--- Start RAW DATA ---
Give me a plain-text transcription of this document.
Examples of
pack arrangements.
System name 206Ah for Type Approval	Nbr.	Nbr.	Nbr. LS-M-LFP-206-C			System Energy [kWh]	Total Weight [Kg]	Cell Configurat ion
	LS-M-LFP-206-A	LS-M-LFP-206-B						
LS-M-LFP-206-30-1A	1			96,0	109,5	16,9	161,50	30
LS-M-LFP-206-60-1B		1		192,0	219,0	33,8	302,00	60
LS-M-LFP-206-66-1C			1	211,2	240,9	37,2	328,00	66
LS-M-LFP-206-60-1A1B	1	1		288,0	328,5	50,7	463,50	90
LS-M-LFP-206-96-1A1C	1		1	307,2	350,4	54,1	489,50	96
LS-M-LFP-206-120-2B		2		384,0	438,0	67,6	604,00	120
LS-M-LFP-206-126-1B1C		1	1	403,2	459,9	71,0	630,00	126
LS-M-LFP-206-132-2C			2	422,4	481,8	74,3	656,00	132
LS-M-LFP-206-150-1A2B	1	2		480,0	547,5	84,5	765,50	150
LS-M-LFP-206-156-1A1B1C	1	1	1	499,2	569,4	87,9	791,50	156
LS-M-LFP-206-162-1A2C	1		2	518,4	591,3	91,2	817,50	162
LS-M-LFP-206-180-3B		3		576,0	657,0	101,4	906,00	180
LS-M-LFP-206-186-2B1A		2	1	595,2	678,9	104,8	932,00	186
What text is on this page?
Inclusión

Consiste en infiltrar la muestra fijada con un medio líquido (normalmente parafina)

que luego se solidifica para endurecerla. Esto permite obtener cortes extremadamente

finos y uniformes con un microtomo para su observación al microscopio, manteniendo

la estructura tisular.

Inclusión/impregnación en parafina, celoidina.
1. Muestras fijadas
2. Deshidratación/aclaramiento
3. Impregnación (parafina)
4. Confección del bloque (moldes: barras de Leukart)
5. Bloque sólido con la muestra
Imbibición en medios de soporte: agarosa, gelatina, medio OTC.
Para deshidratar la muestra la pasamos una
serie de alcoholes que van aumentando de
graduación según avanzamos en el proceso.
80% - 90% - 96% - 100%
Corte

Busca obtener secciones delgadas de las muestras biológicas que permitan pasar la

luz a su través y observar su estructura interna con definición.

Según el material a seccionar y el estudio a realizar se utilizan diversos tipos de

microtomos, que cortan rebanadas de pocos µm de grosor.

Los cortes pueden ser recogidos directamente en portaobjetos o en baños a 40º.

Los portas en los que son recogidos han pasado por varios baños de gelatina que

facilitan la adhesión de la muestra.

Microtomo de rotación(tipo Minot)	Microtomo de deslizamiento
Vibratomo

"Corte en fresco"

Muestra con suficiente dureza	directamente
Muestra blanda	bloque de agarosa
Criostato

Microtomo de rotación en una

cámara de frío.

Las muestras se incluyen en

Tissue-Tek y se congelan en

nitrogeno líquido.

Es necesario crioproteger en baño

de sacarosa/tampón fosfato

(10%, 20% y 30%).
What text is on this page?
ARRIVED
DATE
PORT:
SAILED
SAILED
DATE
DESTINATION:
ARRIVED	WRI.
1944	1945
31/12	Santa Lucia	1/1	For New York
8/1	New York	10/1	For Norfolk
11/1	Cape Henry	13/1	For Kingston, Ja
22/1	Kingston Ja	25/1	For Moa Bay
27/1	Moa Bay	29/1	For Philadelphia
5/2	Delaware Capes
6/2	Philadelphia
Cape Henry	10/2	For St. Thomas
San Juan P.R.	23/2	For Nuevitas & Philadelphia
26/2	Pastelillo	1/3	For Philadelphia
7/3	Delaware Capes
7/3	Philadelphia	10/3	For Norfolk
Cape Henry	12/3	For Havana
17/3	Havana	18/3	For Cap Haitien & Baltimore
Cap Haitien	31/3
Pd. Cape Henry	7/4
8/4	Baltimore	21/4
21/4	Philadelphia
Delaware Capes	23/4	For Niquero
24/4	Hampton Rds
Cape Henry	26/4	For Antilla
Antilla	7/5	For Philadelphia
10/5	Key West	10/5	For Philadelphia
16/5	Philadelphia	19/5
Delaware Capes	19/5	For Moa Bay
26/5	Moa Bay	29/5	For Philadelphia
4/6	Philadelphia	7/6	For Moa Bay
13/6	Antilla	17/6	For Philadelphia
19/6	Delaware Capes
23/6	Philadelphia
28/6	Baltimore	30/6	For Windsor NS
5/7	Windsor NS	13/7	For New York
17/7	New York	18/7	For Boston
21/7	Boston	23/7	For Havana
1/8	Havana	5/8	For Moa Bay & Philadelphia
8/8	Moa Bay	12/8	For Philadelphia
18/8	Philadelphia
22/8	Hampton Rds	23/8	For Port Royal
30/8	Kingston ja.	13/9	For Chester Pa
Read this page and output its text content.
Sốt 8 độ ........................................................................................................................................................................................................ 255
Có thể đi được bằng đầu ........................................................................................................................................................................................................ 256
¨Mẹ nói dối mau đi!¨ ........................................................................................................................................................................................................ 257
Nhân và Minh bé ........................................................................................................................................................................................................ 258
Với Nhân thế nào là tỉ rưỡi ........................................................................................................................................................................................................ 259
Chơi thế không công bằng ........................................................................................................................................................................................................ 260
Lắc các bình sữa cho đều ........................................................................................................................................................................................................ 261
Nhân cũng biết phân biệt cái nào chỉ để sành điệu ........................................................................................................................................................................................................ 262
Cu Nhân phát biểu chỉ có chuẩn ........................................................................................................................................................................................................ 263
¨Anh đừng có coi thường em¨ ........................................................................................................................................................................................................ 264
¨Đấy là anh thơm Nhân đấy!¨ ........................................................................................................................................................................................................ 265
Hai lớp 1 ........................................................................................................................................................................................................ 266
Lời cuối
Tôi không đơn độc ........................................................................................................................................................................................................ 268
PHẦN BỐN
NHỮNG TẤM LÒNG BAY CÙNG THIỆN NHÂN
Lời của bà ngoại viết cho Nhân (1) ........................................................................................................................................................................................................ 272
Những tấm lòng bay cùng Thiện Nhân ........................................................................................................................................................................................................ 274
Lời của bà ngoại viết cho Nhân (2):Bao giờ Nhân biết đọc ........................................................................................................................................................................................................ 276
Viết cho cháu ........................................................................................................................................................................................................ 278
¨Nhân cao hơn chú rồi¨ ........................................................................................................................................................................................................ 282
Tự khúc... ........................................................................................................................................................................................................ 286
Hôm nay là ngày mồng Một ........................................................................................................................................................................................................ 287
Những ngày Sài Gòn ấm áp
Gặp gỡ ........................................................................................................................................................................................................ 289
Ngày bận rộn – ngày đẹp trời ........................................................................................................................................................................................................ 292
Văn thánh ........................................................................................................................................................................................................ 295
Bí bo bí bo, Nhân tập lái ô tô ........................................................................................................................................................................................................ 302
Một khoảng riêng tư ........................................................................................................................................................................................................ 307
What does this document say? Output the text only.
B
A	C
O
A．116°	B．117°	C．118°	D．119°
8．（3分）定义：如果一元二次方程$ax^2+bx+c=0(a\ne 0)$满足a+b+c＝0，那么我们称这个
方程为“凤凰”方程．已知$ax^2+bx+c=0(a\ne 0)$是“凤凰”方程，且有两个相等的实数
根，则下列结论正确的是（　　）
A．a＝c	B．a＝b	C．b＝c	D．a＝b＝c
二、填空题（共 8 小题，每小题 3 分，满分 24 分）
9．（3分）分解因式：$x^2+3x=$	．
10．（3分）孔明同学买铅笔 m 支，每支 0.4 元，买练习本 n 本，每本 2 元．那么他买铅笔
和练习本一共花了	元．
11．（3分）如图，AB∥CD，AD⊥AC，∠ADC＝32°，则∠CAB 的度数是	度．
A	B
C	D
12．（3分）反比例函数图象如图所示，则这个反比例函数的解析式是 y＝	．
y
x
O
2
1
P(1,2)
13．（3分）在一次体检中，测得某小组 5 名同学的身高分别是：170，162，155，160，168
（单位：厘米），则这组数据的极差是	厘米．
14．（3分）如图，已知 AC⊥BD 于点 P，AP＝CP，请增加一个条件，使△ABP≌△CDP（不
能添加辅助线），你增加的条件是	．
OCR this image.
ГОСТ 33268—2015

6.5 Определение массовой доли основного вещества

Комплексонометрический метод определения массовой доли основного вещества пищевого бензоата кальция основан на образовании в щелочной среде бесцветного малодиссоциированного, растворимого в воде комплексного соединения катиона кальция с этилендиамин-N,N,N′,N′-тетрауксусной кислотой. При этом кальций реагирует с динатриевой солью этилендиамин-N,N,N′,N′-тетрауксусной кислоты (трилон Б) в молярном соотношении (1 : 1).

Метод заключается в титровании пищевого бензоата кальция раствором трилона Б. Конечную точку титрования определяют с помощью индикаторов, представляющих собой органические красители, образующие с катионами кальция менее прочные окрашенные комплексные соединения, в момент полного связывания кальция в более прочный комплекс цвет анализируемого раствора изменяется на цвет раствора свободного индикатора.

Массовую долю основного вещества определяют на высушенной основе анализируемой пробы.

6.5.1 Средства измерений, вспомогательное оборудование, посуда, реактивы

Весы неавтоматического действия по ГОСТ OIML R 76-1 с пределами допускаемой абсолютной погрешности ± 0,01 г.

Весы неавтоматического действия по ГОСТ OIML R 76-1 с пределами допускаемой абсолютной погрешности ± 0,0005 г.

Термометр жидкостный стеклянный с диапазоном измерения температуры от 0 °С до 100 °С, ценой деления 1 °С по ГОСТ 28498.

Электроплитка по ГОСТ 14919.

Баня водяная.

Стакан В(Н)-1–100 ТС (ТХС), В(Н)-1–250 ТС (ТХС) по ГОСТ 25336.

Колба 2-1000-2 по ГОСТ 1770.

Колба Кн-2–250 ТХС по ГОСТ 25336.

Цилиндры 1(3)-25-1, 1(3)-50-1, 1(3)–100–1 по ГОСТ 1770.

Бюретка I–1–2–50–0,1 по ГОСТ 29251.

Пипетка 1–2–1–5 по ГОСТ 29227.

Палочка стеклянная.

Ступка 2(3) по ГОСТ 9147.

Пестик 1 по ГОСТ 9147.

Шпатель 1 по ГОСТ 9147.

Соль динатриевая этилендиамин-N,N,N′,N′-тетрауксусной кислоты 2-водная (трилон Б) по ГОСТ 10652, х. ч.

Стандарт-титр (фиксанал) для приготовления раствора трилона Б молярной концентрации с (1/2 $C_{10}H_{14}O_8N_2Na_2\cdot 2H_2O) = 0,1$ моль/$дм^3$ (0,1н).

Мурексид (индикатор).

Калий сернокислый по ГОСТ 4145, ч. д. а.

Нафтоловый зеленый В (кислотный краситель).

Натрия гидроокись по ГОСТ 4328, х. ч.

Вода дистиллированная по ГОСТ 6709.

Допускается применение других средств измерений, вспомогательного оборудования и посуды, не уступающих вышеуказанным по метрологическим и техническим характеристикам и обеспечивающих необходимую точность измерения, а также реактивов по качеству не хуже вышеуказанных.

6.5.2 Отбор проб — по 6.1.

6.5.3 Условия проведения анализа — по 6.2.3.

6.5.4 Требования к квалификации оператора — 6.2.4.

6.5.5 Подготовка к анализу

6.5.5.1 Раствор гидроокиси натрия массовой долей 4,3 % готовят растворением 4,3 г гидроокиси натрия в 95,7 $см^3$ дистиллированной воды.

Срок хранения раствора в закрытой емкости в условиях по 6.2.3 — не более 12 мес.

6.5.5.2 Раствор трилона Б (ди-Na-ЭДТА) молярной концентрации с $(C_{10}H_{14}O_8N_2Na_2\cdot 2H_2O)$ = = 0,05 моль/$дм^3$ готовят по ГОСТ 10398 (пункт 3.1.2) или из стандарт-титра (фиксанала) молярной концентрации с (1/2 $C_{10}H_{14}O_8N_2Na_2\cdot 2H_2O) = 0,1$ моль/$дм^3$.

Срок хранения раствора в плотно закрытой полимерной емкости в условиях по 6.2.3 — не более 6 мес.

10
--- End RAW DATA ---
__SET PROBLEM__
Using the listing above, return all lines where the word "cortes" occurs.

__RESULT OF THE EXERCISE__
que luego se solidifica para endurecerla. Esto permite obtener cortes extremadamente
Los cortes pueden ser recogidos directamente en portaobjetos o en baños a 40º.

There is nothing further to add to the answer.